* Begin *

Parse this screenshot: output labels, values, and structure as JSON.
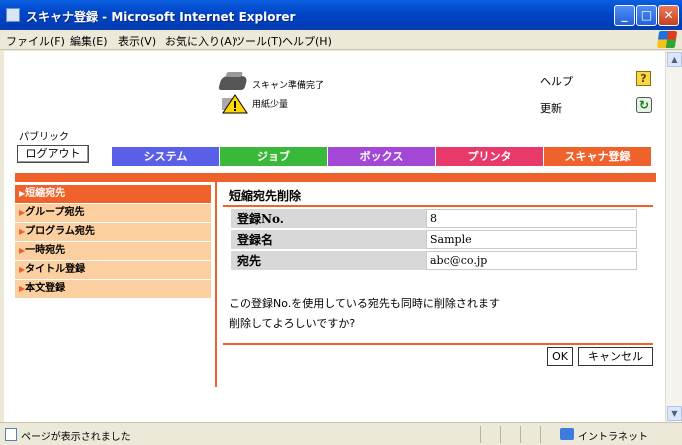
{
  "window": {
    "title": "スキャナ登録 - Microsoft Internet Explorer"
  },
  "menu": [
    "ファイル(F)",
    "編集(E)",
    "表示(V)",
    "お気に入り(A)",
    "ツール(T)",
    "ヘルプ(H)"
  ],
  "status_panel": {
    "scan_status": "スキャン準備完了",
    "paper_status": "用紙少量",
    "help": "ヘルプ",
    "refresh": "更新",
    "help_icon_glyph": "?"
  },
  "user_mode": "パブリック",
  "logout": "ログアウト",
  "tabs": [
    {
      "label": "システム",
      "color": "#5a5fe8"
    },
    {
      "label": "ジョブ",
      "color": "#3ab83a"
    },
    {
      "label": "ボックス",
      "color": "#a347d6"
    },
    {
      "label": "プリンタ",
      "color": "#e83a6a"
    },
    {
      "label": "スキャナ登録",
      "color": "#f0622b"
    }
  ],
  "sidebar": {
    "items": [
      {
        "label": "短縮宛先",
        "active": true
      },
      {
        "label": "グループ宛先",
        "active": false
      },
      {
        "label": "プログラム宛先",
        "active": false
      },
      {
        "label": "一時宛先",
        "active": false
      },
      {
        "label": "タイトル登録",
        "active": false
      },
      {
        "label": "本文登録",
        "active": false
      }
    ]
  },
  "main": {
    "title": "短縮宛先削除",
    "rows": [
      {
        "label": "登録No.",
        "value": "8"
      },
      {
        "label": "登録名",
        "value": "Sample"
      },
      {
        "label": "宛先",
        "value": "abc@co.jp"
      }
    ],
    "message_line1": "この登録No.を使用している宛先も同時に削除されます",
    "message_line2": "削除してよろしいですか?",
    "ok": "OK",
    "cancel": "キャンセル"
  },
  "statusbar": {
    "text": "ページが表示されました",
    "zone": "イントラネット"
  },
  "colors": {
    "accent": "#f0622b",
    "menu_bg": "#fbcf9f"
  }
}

* End *
* Begin *

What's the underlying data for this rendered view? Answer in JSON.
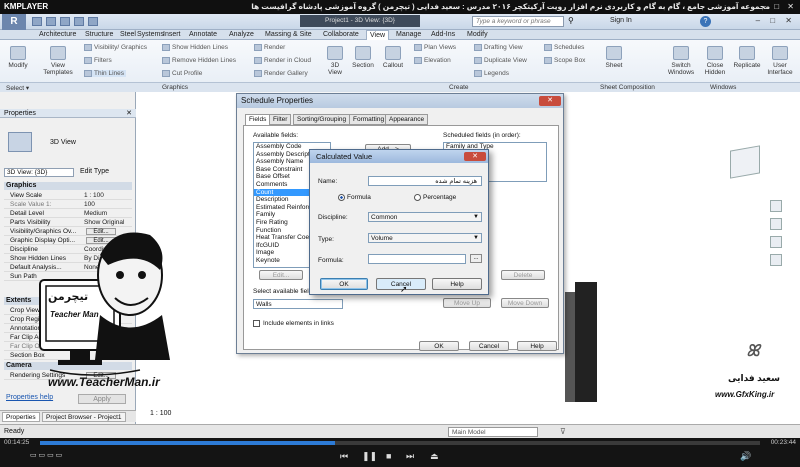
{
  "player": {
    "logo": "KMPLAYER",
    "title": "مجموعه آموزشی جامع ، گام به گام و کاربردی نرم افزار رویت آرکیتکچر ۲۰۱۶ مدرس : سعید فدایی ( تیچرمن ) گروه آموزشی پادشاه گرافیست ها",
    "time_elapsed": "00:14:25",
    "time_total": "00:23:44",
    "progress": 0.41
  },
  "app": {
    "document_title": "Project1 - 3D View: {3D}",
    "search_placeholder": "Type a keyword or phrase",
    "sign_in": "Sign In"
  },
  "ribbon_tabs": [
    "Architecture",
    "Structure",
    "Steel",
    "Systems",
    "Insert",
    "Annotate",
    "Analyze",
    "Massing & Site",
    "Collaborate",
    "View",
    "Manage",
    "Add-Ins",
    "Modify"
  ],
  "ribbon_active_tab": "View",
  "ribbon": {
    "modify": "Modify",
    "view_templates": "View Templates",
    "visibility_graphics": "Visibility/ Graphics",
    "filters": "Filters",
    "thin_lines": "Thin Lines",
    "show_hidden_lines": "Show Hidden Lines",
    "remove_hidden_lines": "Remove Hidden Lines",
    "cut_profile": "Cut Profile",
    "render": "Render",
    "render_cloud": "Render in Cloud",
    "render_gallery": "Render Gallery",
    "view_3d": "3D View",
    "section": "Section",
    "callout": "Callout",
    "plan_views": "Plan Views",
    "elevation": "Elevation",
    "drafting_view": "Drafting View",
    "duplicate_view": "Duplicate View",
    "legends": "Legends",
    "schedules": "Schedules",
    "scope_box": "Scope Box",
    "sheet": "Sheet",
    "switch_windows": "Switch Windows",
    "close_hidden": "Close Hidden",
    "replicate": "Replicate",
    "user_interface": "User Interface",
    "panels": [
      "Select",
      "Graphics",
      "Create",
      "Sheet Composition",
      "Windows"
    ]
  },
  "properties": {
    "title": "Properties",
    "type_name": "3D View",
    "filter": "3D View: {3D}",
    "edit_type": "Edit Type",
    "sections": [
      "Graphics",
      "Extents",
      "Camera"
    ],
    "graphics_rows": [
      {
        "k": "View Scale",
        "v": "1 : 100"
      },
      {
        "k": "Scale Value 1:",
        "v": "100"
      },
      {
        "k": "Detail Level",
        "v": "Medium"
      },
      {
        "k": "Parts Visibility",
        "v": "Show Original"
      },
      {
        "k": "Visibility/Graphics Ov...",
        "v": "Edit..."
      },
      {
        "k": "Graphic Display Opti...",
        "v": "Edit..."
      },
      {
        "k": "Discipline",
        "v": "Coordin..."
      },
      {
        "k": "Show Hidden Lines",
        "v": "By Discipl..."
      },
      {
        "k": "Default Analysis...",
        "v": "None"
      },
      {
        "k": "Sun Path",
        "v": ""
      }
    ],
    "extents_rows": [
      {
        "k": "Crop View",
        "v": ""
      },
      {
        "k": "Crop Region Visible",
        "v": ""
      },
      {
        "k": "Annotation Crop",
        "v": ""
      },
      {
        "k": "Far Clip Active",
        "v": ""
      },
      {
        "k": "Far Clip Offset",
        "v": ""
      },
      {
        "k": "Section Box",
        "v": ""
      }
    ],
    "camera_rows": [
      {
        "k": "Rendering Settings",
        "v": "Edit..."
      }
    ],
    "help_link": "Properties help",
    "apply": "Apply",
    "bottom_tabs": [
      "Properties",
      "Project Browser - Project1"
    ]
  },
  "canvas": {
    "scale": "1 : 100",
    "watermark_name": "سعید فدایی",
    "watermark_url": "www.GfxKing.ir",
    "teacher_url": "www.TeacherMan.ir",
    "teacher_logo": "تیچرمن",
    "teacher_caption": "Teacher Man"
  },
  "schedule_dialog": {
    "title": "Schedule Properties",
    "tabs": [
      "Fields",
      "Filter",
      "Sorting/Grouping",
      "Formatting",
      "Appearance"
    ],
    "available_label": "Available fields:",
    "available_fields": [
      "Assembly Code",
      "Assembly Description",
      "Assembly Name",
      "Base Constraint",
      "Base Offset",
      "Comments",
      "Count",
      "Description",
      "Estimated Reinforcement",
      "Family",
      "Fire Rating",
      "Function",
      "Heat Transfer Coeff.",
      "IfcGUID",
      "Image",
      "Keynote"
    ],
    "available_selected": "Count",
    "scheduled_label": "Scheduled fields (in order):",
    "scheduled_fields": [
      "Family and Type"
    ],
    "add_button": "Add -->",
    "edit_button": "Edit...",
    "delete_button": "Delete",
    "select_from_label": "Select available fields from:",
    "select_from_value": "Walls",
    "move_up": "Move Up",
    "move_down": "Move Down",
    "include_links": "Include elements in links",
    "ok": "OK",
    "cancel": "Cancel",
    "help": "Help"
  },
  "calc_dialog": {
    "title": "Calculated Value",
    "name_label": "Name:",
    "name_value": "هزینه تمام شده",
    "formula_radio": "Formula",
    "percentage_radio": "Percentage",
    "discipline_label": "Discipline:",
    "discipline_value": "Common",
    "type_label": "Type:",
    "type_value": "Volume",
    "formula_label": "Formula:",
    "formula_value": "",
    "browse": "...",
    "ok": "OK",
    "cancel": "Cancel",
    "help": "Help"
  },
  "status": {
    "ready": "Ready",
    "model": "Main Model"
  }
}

* End *
* Begin *

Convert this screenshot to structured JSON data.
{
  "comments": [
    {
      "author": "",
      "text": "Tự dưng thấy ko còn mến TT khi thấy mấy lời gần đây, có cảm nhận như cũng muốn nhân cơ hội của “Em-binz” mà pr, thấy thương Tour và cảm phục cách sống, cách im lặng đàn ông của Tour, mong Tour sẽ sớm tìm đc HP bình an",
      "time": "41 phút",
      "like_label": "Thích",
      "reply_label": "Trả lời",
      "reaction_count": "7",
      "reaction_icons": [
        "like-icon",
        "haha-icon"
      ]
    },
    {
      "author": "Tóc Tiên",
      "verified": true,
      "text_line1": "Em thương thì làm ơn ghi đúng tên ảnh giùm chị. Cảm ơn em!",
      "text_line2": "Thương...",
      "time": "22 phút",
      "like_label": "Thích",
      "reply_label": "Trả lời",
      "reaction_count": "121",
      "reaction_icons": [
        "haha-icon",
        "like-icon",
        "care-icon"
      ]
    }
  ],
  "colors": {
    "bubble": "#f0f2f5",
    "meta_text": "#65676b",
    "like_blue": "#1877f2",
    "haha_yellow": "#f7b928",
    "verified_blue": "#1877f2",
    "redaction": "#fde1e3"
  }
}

* End *

# Written request
Copy out each line that contains the word "Windows".

# Answer to the task
    "switch_windows": "Switch Windows",
      "Windows"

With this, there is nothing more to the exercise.